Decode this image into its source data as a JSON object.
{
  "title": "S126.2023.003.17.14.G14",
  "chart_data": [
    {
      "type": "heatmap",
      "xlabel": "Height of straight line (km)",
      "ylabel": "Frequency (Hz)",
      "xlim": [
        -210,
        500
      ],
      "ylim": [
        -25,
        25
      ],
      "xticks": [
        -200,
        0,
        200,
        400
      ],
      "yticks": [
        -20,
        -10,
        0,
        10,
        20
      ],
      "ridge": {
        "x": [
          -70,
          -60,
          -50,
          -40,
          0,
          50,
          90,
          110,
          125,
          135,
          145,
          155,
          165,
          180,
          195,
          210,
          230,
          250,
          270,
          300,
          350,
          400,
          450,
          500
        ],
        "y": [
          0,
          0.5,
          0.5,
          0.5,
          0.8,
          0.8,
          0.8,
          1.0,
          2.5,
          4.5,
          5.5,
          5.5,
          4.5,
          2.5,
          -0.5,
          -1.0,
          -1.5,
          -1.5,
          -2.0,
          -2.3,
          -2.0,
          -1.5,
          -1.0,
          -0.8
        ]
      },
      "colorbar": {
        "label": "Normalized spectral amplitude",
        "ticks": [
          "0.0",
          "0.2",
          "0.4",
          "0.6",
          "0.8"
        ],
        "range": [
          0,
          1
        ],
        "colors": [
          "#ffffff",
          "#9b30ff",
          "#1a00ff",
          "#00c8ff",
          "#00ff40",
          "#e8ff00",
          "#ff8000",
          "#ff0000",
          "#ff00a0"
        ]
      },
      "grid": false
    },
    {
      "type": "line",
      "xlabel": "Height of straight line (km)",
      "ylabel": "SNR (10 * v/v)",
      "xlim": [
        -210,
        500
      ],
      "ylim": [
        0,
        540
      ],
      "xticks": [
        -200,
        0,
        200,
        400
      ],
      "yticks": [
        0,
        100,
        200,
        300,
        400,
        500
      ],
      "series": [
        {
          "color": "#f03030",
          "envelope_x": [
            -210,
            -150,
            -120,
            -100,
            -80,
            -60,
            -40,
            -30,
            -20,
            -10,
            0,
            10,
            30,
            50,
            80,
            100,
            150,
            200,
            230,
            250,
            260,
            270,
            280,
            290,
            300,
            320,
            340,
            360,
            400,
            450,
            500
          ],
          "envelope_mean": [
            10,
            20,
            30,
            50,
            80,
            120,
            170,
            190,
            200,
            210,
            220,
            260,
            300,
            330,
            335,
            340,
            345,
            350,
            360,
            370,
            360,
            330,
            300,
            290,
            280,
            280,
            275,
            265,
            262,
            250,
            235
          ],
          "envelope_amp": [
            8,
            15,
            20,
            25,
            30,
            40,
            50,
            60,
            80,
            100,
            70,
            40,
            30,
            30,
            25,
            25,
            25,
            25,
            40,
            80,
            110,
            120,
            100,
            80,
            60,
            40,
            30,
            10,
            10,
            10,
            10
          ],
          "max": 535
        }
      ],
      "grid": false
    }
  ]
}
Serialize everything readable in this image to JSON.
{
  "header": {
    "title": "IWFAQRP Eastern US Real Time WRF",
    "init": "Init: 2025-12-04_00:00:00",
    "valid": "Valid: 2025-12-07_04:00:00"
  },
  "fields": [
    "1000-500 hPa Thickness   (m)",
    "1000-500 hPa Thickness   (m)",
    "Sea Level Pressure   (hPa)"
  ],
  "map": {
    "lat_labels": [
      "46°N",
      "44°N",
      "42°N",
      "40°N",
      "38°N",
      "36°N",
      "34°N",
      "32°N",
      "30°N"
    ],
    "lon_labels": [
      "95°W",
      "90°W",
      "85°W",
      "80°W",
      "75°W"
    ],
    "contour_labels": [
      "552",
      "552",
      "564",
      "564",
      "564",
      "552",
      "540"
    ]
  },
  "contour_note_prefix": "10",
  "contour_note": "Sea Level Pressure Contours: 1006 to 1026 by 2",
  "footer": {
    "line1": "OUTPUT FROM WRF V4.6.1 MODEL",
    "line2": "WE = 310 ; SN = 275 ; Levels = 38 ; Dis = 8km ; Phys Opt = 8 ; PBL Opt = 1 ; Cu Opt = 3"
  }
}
———
Each line of the listing should be copied exactly.

Decode this image into its source data as a JSON object.
{
  "title": "S126.2023.003.17.14.G14",
  "chart_data": [
    {
      "type": "heatmap",
      "xlabel": "Height of straight line (km)",
      "ylabel": "Frequency (Hz)",
      "xlim": [
        -210,
        500
      ],
      "ylim": [
        -25,
        25
      ],
      "xticks": [
        -200,
        0,
        200,
        400
      ],
      "yticks": [
        -20,
        -10,
        0,
        10,
        20
      ],
      "ridge": {
        "x": [
          -70,
          -60,
          -50,
          -40,
          0,
          50,
          90,
          110,
          125,
          135,
          145,
          155,
          165,
          180,
          195,
          210,
          230,
          250,
          270,
          300,
          350,
          400,
          450,
          500
        ],
        "y": [
          0,
          0.5,
          0.5,
          0.5,
          0.8,
          0.8,
          0.8,
          1.0,
          2.5,
          4.5,
          5.5,
          5.5,
          4.5,
          2.5,
          -0.5,
          -1.0,
          -1.5,
          -1.5,
          -2.0,
          -2.3,
          -2.0,
          -1.5,
          -1.0,
          -0.8
        ]
      },
      "colorbar": {
        "label": "Normalized spectral amplitude",
        "ticks": [
          "0.0",
          "0.2",
          "0.4",
          "0.6",
          "0.8"
        ],
        "range": [
          0,
          1
        ],
        "colors": [
          "#ffffff",
          "#9b30ff",
          "#1a00ff",
          "#00c8ff",
          "#00ff40",
          "#e8ff00",
          "#ff8000",
          "#ff0000",
          "#ff00a0"
        ]
      },
      "grid": false
    },
    {
      "type": "line",
      "xlabel": "Height of straight line (km)",
      "ylabel": "SNR (10 * v/v)",
      "xlim": [
        -210,
        500
      ],
      "ylim": [
        0,
        540
      ],
      "xticks": [
        -200,
        0,
        200,
        400
      ],
      "yticks": [
        0,
        100,
        200,
        300,
        400,
        500
      ],
      "series": [
        {
          "color": "#f03030",
          "envelope_x": [
            -210,
            -150,
            -120,
            -100,
            -80,
            -60,
            -40,
            -30,
            -20,
            -10,
            0,
            10,
            30,
            50,
            80,
            100,
            150,
            200,
            230,
            250,
            260,
            270,
            280,
            290,
            300,
            320,
            340,
            360,
            400,
            450,
            500
          ],
          "envelope_mean": [
            10,
            20,
            30,
            50,
            80,
            120,
            170,
            190,
            200,
            210,
            220,
            260,
            300,
            330,
            335,
            340,
            345,
            350,
            360,
            370,
            360,
            330,
            300,
            290,
            280,
            280,
            275,
            265,
            262,
            250,
            235
          ],
          "envelope_amp": [
            8,
            15,
            20,
            25,
            30,
            40,
            50,
            60,
            80,
            100,
            70,
            40,
            30,
            30,
            25,
            25,
            25,
            25,
            40,
            80,
            110,
            120,
            100,
            80,
            60,
            40,
            30,
            10,
            10,
            10,
            10
          ],
          "max": 535
        }
      ],
      "grid": false
    }
  ]
}
Serialize everything readable in this image to JSON.
{
  "header": {
    "title": "IWFAQRP Eastern US Real Time WRF",
    "init": "Init: 2025-12-04_00:00:00",
    "valid": "Valid: 2025-12-07_04:00:00"
  },
  "fields": [
    "1000-500 hPa Thickness   (m)",
    "1000-500 hPa Thickness   (m)",
    "Sea Level Pressure   (hPa)"
  ],
  "map": {
    "lat_labels": [
      "46°N",
      "44°N",
      "42°N",
      "40°N",
      "38°N",
      "36°N",
      "34°N",
      "32°N",
      "30°N"
    ],
    "lon_labels": [
      "95°W",
      "90°W",
      "85°W",
      "80°W",
      "75°W"
    ],
    "contour_labels": [
      "552",
      "552",
      "564",
      "564",
      "564",
      "552",
      "540"
    ]
  },
  "contour_note_prefix": "10",
  "contour_note": "Sea Level Pressure Contours: 1006 to 1026 by 2",
  "footer": {
    "line1": "OUTPUT FROM WRF V4.6.1 MODEL",
    "line2": "WE = 310 ; SN = 275 ; Levels = 38 ; Dis = 8km ; Phys Opt = 8 ; PBL Opt = 1 ; Cu Opt = 3"
  }
}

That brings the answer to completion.